● **GIVEN INSTRUCTION**
Return each line holding the string "Codzienne".

━━━━━ LISTED ENTRIES

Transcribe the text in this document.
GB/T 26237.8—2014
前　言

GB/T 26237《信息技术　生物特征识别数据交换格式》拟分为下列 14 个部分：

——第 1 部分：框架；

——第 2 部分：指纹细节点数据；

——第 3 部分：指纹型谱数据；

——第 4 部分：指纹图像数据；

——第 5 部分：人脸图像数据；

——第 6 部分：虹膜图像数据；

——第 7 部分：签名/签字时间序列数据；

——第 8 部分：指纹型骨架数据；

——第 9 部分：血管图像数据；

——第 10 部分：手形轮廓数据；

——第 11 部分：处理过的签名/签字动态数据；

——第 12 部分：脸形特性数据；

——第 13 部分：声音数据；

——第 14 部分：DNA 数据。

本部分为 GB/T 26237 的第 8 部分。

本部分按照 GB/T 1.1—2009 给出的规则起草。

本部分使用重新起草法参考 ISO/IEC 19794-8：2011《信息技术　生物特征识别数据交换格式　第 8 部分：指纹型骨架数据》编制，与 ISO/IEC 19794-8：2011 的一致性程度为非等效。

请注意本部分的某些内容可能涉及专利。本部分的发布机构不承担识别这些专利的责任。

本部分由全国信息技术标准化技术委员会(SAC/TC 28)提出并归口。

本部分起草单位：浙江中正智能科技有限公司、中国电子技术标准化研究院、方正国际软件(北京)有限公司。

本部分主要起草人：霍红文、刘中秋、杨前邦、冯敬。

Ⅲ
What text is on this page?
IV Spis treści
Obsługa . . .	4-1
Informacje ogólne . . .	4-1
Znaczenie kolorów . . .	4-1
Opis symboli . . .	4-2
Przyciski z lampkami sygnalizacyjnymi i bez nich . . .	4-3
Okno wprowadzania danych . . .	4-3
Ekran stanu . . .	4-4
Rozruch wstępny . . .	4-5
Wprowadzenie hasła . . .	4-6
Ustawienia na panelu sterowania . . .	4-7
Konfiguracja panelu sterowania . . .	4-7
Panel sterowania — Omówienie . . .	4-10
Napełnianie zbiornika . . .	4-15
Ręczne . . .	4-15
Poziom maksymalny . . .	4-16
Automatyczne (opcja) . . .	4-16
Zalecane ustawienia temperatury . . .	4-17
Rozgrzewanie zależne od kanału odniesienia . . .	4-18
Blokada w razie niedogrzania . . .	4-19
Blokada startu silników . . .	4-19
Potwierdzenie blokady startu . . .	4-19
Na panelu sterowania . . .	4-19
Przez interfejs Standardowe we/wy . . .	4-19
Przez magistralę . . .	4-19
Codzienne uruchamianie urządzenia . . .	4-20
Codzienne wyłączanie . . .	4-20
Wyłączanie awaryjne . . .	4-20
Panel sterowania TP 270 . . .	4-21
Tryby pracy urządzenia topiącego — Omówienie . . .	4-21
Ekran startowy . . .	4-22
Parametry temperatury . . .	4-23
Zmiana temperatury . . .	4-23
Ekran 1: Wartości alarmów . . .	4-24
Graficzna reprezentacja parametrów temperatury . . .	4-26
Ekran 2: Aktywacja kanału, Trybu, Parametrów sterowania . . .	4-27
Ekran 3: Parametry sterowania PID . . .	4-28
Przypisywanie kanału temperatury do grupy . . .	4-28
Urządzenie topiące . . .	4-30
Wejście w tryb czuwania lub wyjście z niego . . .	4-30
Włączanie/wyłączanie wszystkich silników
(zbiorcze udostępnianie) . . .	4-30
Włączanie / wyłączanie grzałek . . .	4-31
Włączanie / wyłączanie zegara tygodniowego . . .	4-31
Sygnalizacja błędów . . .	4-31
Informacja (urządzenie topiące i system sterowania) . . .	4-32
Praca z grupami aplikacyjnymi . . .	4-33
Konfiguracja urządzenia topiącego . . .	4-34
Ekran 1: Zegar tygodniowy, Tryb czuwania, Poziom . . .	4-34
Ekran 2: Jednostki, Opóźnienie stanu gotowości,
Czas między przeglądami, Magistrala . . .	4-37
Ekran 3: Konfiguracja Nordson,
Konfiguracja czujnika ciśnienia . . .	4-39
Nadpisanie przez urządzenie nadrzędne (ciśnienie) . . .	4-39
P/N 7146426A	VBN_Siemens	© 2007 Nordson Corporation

━━━━━━━━━━

● **THE OUTPUT**
Codzienne uruchamianie urządzenia . . .	4-20
Codzienne wyłączanie . . .	4-20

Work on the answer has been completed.